#### Instrução escrita 1
Diga se cada afirmação a seguir está de acordo com o relato de viagem: (a) o ônibus para Punta Arenas partiu às 05h00; (b) em Rio Grande não foi necessário trocar de ônibus; (c) no ônibus foram servidos um cafezinho, um sanduíche e duas medialunas. Responda a cada uma com sim ou não e cite as palavras exatas do relato que decidem a questão.

#### Trecho apresentado
'''

14 de março de 2014
Atividade do dia: levantar as 03h30min da madrugada, café as
04h00, saída rápida para a estação rodoviária, partida de ônibus as 05h00 para
Punta Arenas, no Chile, com uma parada em Rio Grande.
Dormi boa parte da viagem até Rio Grande. Nessa cidade
tivemos que trocar de ônibus para chegar a Punta Arenas, mas era preciso,
primeiro, passar no escritório da Tachi Austral, a empresa de ônibus, confirmar
a viagem e, segundo, ir até a polícia federal carimbar o passaporte. Feito isso
entramos no ônibus, que demorou a sair porque todos os passageiros deveriam fazer
o mesmo. No ônibus recebemos um cafezinho, um sanduíche e duas medialunas
(croissants). Depois, boa viagem.
Minha leitura de viagem foi o livro “El prisionero de la verdad – Bertrand Russel” de Elisa Bonilla, da editora Alfaomega Colombiana, de 2003.
E foi uma ótima e surpreendente leitura. Destaco aqui alguns pontos
interessantes do livro, citações e comentários.
“Cada pessoa possui um conhecimento que não possuem aqueles
cuja experiência é distinta da sua e esta experiência não pode ser expressa
completamente de maneira verbal. E se recorre a métodos científicos para contar
a experiência, essa se perderá e ficará espalhada em um deserto de poeira. O
mais pessoal de cada experiência tende a evaporar-se durante o processo de
tradução da linguagem.”
Por isso, também segundo Bertrand Russell, não se traduz
conhecimento quando se muda de linguagem para comunicar-se. Na verdade, criamos
outro conhecimento. E cada um que dele se apropria, o amplia de uma forma muito
pessoal.

'''

#### Informações fornecidas
'''

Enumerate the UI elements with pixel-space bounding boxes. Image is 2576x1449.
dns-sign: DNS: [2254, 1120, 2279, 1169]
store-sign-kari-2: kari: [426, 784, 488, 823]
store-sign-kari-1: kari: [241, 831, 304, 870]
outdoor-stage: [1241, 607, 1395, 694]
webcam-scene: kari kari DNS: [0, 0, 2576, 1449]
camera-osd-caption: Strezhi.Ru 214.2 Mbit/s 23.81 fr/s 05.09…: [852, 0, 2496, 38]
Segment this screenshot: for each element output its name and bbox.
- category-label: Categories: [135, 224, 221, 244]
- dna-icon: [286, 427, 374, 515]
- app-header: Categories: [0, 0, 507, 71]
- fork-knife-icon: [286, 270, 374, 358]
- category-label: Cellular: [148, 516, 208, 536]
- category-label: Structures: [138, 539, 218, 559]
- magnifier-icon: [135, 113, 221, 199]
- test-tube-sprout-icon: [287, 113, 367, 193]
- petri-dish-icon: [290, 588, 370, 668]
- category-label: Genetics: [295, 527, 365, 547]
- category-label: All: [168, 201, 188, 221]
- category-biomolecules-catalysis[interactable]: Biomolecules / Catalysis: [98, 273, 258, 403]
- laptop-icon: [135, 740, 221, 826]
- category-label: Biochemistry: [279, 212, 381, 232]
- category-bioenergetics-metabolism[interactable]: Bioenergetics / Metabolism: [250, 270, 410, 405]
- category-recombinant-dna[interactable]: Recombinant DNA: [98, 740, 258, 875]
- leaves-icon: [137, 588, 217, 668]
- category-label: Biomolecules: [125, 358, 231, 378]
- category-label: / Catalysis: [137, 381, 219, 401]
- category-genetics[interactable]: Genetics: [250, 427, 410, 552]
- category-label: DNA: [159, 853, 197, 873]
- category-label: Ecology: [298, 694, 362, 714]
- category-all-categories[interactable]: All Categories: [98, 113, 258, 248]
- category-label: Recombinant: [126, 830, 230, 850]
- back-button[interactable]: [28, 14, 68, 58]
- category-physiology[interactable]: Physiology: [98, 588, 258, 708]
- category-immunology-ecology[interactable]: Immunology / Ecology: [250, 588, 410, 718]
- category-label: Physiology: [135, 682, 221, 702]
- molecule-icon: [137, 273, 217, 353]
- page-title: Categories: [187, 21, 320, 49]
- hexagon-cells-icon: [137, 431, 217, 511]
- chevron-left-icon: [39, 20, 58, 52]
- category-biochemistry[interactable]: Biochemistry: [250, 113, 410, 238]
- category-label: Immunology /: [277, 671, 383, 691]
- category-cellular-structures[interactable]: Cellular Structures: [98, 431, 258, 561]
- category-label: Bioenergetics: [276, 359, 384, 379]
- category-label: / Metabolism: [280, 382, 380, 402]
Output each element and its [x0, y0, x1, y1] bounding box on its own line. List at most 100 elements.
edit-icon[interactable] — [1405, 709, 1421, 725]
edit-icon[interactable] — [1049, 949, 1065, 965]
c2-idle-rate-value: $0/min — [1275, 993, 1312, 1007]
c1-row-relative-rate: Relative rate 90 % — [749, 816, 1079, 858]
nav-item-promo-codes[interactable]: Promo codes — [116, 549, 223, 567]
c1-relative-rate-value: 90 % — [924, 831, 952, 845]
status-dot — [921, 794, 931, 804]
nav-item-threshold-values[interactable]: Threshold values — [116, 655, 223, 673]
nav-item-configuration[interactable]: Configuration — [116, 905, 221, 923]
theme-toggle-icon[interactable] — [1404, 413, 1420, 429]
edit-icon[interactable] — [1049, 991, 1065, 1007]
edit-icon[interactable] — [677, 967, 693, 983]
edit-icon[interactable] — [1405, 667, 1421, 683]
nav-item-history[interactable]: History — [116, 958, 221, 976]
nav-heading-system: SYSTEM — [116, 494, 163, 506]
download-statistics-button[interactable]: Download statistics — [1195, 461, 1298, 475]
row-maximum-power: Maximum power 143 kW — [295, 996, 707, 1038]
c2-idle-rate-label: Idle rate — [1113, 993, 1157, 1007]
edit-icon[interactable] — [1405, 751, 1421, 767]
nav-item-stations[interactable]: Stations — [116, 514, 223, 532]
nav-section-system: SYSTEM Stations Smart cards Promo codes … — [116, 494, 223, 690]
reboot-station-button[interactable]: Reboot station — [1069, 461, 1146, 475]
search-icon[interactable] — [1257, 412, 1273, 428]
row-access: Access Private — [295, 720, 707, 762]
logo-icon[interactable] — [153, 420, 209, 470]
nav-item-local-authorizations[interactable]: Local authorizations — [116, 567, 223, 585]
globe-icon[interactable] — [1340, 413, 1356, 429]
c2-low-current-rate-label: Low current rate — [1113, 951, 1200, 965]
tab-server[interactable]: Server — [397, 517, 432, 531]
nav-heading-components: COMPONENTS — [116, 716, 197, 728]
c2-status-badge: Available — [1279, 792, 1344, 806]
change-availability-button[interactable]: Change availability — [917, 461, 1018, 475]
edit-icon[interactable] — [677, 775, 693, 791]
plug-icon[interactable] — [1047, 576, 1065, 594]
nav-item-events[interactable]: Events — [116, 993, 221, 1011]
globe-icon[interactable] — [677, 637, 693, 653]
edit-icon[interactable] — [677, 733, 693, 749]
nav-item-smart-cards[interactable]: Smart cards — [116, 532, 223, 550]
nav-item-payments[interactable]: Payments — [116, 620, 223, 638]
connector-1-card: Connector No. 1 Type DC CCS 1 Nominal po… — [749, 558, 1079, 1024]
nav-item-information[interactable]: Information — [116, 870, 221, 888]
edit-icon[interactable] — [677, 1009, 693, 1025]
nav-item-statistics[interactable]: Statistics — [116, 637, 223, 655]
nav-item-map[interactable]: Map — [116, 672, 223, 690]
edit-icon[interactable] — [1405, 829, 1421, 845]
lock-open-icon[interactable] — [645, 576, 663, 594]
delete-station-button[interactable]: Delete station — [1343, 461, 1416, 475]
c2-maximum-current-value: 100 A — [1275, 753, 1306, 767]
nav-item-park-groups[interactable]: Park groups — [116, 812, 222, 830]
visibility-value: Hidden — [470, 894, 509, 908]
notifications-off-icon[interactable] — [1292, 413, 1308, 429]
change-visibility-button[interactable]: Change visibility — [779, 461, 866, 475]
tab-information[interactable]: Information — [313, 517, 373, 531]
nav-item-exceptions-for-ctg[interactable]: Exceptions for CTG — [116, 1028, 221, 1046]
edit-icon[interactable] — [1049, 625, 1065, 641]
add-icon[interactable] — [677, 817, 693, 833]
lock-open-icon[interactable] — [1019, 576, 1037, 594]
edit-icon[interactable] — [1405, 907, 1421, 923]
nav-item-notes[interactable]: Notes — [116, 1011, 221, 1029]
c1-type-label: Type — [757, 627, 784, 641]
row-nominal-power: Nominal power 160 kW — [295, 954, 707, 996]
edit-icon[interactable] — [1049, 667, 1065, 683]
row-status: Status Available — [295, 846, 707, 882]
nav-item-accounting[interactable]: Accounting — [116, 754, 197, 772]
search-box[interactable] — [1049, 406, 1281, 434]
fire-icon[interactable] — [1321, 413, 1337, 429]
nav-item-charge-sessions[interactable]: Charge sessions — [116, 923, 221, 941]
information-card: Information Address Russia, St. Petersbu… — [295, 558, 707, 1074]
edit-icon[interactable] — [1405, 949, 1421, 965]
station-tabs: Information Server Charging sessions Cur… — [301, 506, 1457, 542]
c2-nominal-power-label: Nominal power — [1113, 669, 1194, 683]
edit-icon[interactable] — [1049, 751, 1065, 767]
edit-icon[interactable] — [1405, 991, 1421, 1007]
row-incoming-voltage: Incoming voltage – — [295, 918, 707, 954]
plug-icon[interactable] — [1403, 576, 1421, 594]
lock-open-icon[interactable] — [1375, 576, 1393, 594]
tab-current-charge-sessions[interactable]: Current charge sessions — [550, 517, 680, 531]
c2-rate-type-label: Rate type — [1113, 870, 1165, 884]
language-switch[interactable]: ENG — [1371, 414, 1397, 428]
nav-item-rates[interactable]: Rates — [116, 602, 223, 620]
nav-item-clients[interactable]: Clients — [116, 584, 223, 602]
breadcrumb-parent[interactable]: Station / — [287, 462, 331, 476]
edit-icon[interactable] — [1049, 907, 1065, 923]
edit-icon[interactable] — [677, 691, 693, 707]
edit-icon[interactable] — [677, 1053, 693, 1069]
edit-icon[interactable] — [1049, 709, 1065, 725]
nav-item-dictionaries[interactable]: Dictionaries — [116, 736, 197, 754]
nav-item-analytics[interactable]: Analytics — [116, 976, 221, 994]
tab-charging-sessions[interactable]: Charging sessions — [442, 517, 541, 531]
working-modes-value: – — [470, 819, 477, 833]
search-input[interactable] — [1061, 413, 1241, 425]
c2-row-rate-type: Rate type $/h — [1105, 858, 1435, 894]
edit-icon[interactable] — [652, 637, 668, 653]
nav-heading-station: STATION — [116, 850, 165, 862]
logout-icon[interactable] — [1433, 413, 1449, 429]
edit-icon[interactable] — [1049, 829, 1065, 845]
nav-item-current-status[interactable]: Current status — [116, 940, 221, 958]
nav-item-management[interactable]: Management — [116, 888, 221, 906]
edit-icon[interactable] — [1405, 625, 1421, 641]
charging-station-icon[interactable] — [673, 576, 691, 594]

'''

#### Instrução escrita 2
Renomeie "Categories" para "Categorias" nos registros, do início até a linha que contém "- app-header: Categories: [0, 0, 507, 71]", inclusive, e reescreva essas linhas sem alterar mais nada.

#### Resposta escrita 1
(a) Sim: "partida de ônibus as 05h00".
(b) Não: "tivemos que trocar de ônibus para chegar a Punta Arenas".
(c) Sim: "No ônibus recebemos um cafezinho, um sanduíche e duas medialunas".

#### Resposta escrita 2
Enumerate the UI elements with pixel-space bounding boxes. Image is 2576x1449.
dns-sign: DNS: [2254, 1120, 2279, 1169]
store-sign-kari-2: kari: [426, 784, 488, 823]
store-sign-kari-1: kari: [241, 831, 304, 870]
outdoor-stage: [1241, 607, 1395, 694]
webcam-scene: kari kari DNS: [0, 0, 2576, 1449]
camera-osd-caption: Strezhi.Ru 214.2 Mbit/s 23.81 fr/s 05.09…: [852, 0, 2496, 38]
Segment this screenshot: for each element output its name and bbox.
- category-label: Categorias: [135, 224, 221, 244]
- dna-icon: [286, 427, 374, 515]
- app-header: Categorias: [0, 0, 507, 71]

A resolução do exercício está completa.